• EXERCISE PROMPT
Give back all the data exactly, line by line.

• INFORMATION SHOWN
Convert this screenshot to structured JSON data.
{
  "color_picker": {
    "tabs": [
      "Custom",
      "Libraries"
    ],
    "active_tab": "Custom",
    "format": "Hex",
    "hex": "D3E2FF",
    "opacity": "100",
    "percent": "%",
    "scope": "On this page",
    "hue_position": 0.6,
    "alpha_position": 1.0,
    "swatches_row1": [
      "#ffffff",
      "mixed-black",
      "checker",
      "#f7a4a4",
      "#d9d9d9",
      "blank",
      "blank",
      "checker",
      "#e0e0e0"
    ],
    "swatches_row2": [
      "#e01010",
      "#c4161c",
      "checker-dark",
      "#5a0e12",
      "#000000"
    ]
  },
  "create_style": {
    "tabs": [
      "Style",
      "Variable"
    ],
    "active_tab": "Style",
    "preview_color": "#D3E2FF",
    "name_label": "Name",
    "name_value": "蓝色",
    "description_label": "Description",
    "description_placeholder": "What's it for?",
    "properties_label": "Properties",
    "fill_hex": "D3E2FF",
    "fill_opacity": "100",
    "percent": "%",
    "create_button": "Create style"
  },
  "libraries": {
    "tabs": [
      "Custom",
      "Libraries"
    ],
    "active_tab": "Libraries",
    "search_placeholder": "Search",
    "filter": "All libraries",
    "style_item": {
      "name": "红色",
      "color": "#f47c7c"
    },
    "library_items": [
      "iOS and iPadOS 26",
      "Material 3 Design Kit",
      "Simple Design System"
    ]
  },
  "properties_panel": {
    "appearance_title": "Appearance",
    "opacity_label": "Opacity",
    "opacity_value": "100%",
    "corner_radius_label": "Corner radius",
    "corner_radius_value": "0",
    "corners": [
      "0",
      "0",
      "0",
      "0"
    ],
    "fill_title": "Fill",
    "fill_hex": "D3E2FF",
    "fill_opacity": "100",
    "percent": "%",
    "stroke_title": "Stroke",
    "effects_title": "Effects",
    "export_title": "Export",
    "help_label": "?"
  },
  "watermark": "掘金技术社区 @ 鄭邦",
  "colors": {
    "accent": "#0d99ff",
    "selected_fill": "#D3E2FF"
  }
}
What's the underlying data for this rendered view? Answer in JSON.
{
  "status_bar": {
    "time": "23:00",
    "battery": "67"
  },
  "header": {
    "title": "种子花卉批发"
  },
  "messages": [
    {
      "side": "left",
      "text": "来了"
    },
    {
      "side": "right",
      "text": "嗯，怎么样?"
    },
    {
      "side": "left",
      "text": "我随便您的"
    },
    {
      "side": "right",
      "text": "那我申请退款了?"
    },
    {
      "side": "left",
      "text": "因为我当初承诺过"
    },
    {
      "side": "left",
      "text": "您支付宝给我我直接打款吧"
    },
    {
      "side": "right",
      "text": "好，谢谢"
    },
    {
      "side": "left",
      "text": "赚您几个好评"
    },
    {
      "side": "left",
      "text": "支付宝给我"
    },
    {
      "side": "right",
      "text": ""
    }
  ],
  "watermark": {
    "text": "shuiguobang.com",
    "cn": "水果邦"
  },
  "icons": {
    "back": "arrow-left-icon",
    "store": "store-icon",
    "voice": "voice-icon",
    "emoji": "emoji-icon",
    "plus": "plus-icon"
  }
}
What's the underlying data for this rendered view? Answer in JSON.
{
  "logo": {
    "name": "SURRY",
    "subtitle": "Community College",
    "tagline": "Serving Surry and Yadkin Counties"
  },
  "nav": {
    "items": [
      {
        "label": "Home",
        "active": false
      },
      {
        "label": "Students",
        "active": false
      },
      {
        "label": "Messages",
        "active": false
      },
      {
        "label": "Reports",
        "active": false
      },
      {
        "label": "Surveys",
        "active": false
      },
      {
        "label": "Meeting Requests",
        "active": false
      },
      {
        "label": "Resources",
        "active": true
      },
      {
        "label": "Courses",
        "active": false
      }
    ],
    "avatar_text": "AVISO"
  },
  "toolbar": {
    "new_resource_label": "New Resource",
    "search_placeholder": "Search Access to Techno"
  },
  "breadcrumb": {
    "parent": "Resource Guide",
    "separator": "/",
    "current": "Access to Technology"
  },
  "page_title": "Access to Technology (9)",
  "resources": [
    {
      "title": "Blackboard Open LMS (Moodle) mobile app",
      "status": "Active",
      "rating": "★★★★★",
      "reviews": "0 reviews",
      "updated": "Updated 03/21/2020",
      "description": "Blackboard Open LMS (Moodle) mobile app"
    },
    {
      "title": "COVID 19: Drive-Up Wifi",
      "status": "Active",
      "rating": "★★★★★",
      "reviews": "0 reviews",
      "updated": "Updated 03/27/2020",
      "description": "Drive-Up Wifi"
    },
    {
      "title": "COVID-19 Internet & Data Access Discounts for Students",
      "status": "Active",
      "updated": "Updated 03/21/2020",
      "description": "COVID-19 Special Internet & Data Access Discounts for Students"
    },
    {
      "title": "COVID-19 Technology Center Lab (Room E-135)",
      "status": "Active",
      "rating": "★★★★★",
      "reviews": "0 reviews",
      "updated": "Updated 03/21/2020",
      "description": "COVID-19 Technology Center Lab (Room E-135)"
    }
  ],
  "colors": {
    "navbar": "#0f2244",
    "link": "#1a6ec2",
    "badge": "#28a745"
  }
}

• WRITTEN ANSWER
Convert this screenshot to structured JSON data.
{
  "color_picker": {
    "tabs": [
      "Custom",
      "Libraries"
    ],
    "active_tab": "Custom",
    "format": "Hex",
    "hex": "D3E2FF",
    "opacity": "100",
    "percent": "%",
    "scope": "On this page",
    "hue_position": 0.6,
    "alpha_position": 1.0,
    "swatches_row1": [
      "#ffffff",
      "mixed-black",
      "checker",
      "#f7a4a4",
      "#d9d9d9",
      "blank",
      "blank",
      "checker",
      "#e0e0e0"
    ],
    "swatches_row2": [
      "#e01010",
      "#c4161c",
      "checker-dark",
      "#5a0e12",
      "#000000"
    ]
  },
  "create_style": {
    "tabs": [
      "Style",
      "Variable"
    ],
    "active_tab": "Style",
    "preview_color": "#D3E2FF",
    "name_label": "Name",
    "name_value": "蓝色",
    "description_label": "Description",
    "description_placeholder": "What's it for?",
    "properties_label": "Properties",
    "fill_hex": "D3E2FF",
    "fill_opacity": "100",
    "percent": "%",
    "create_button": "Create style"
  },
  "libraries": {
    "tabs": [
      "Custom",
      "Libraries"
    ],
    "active_tab": "Libraries",
    "search_placeholder": "Search",
    "filter": "All libraries",
    "style_item": {
      "name": "红色",
      "color": "#f47c7c"
    },
    "library_items": [
      "iOS and iPadOS 26",
      "Material 3 Design Kit",
      "Simple Design System"
    ]
  },
  "properties_panel": {
    "appearance_title": "Appearance",
    "opacity_label": "Opacity",
    "opacity_value": "100%",
    "corner_radius_label": "Corner radius",
    "corner_radius_value": "0",
    "corners": [
      "0",
      "0",
      "0",
      "0"
    ],
    "fill_title": "Fill",
    "fill_hex": "D3E2FF",
    "fill_opacity": "100",
    "percent": "%",
    "stroke_title": "Stroke",
    "effects_title": "Effects",
    "export_title": "Export",
    "help_label": "?"
  },
  "watermark": "掘金技术社区 @ 鄭邦",
  "colors": {
    "accent": "#0d99ff",
    "selected_fill": "#D3E2FF"
  }
}
What's the underlying data for this rendered view? Answer in JSON.
{
  "status_bar": {
    "time": "23:00",
    "battery": "67"
  },
  "header": {
    "title": "种子花卉批发"
  },
  "messages": [
    {
      "side": "left",
      "text": "来了"
    },
    {
      "side": "right",
      "text": "嗯，怎么样?"
    },
    {
      "side": "left",
      "text": "我随便您的"
    },
    {
      "side": "right",
      "text": "那我申请退款了?"
    },
    {
      "side": "left",
      "text": "因为我当初承诺过"
    },
    {
      "side": "left",
      "text": "您支付宝给我我直接打款吧"
    },
    {
      "side": "right",
      "text": "好，谢谢"
    },
    {
      "side": "left",
      "text": "赚您几个好评"
    },
    {
      "side": "left",
      "text": "支付宝给我"
    },
    {
      "side": "right",
      "text": ""
    }
  ],
  "watermark": {
    "text": "shuiguobang.com",
    "cn": "水果邦"
  },
  "icons": {
    "back": "arrow-left-icon",
    "store": "store-icon",
    "voice": "voice-icon",
    "emoji": "emoji-icon",
    "plus": "plus-icon"
  }
}
What's the underlying data for this rendered view? Answer in JSON.
{
  "logo": {
    "name": "SURRY",
    "subtitle": "Community College",
    "tagline": "Serving Surry and Yadkin Counties"
  },
  "nav": {
    "items": [
      {
        "label": "Home",
        "active": false
      },
      {
        "label": "Students",
        "active": false
      },
      {
        "label": "Messages",
        "active": false
      },
      {
        "label": "Reports",
        "active": false
      },
      {
        "label": "Surveys",
        "active": false
      },
      {
        "label": "Meeting Requests",
        "active": false
      },
      {
        "label": "Resources",
        "active": true
      },
      {
        "label": "Courses",
        "active": false
      }
    ],
    "avatar_text": "AVISO"
  },
  "toolbar": {
    "new_resource_label": "New Resource",
    "search_placeholder": "Search Access to Techno"
  },
  "breadcrumb": {
    "parent": "Resource Guide",
    "separator": "/",
    "current": "Access to Technology"
  },
  "page_title": "Access to Technology (9)",
  "resources": [
    {
      "title": "Blackboard Open LMS (Moodle) mobile app",
      "status": "Active",
      "rating": "★★★★★",
      "reviews": "0 reviews",
      "updated": "Updated 03/21/2020",
      "description": "Blackboard Open LMS (Moodle) mobile app"
    },
    {
      "title": "COVID 19: Drive-Up Wifi",
      "status": "Active",
      "rating": "★★★★★",
      "reviews": "0 reviews",
      "updated": "Updated 03/27/2020",
      "description": "Drive-Up Wifi"
    },
    {
      "title": "COVID-19 Internet & Data Access Discounts for Students",
      "status": "Active",
      "updated": "Updated 03/21/2020",
      "description": "COVID-19 Special Internet & Data Access Discounts for Students"
    },
    {
      "title": "COVID-19 Technology Center Lab (Room E-135)",
      "status": "Active",
      "rating": "★★★★★",
      "reviews": "0 reviews",
      "updated": "Updated 03/21/2020",
      "description": "COVID-19 Technology Center Lab (Room E-135)"
    }
  ],
  "colors": {
    "navbar": "#0f2244",
    "link": "#1a6ec2",
    "badge": "#28a745"
  }
}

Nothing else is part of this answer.